Data =

***

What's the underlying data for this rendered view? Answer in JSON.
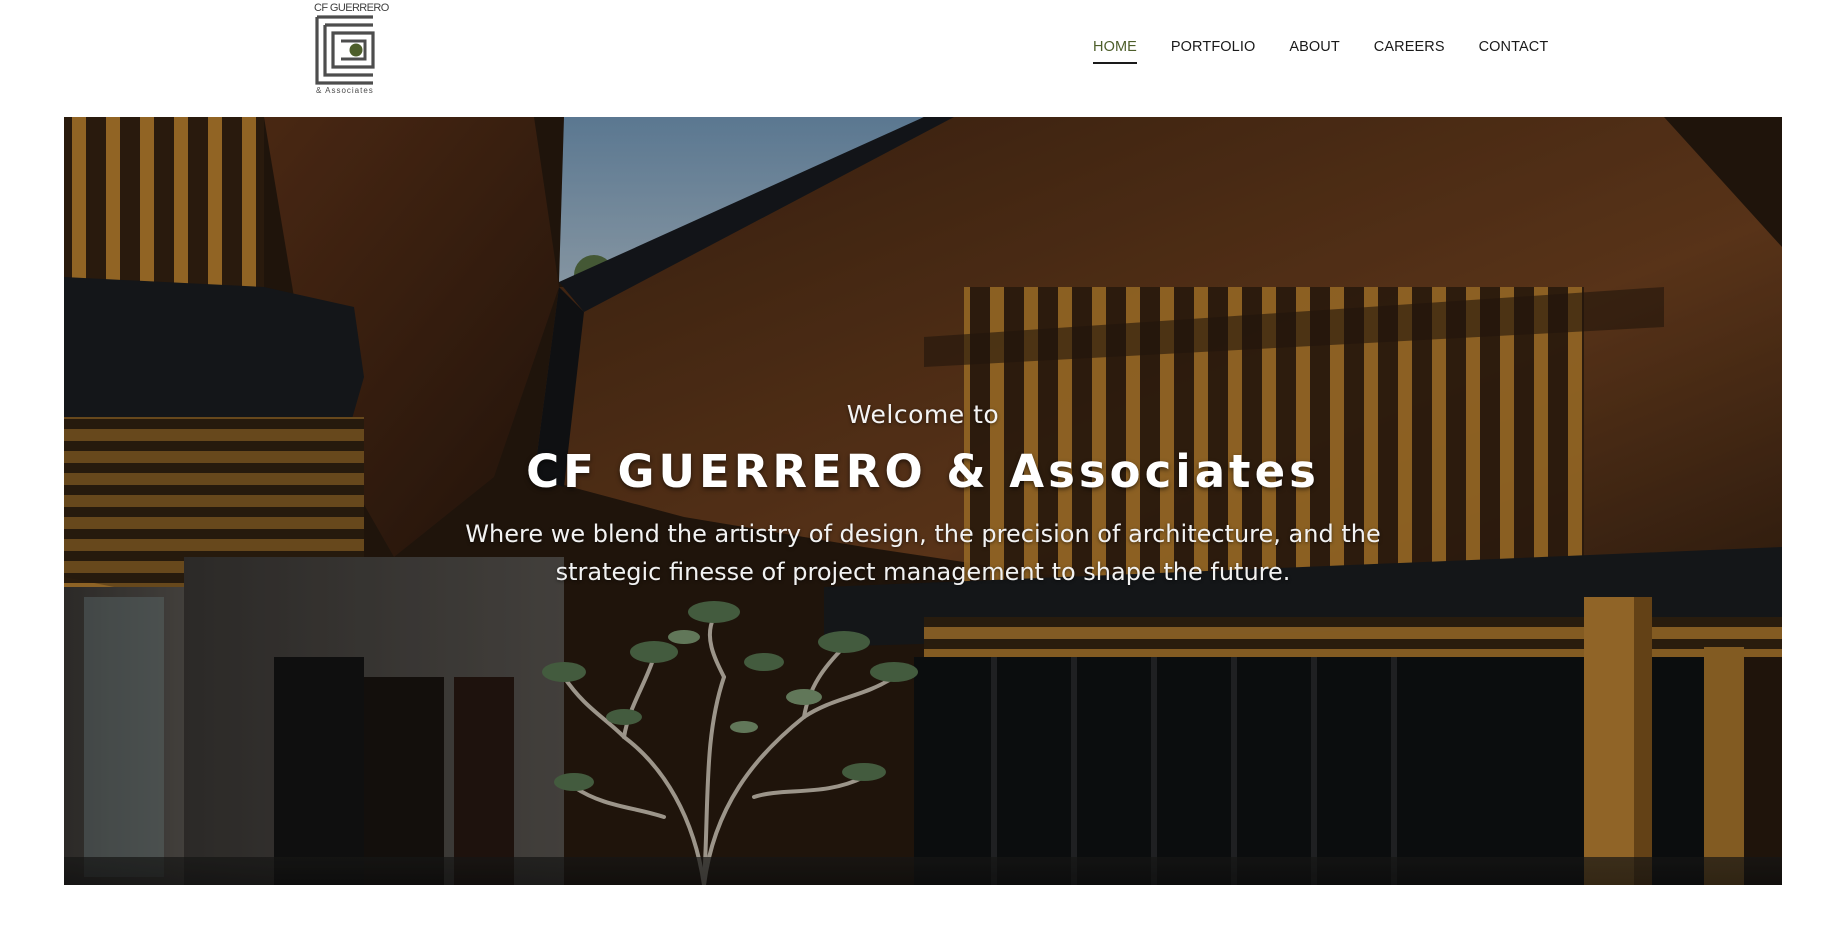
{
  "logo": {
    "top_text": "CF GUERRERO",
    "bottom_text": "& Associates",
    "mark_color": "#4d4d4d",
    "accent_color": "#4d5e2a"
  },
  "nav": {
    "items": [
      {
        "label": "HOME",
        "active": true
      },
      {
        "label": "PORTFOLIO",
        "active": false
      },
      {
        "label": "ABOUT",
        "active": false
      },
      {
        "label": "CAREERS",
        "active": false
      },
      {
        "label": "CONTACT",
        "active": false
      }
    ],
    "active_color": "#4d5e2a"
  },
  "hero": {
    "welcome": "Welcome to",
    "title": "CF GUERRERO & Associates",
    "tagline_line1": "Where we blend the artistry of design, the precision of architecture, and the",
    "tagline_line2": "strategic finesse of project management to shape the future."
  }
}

***

Challenge =
The pictures in the entries should be left out; output everything else exactly.

The completed task =
What's the underlying data for this rendered view? Answer in JSON.
{
  "logo": {
    "top_text": "CF GUERRERO",
    "bottom_text": "& Associates",
    "mark_color": "#4d4d4d",
    "accent_color": "#4d5e2a"
  },
  "nav": {
    "items": [
      {
        "label": "HOME",
        "active": true
      },
      {
        "label": "PORTFOLIO",
        "active": false
      },
      {
        "label": "ABOUT",
        "active": false
      },
      {
        "label": "CAREERS",
        "active": false
      },
      {
        "label": "CONTACT",
        "active": false
      }
    ],
    "active_color": "#4d5e2a"
  },
  "hero": {
    "welcome": "Welcome to",
    "title": "CF GUERRERO & Associates",
    "tagline_line1": "Where we blend the artistry of design, the precision of architecture, and the",
    "tagline_line2": "strategic finesse of project management to shape the future."
  }
}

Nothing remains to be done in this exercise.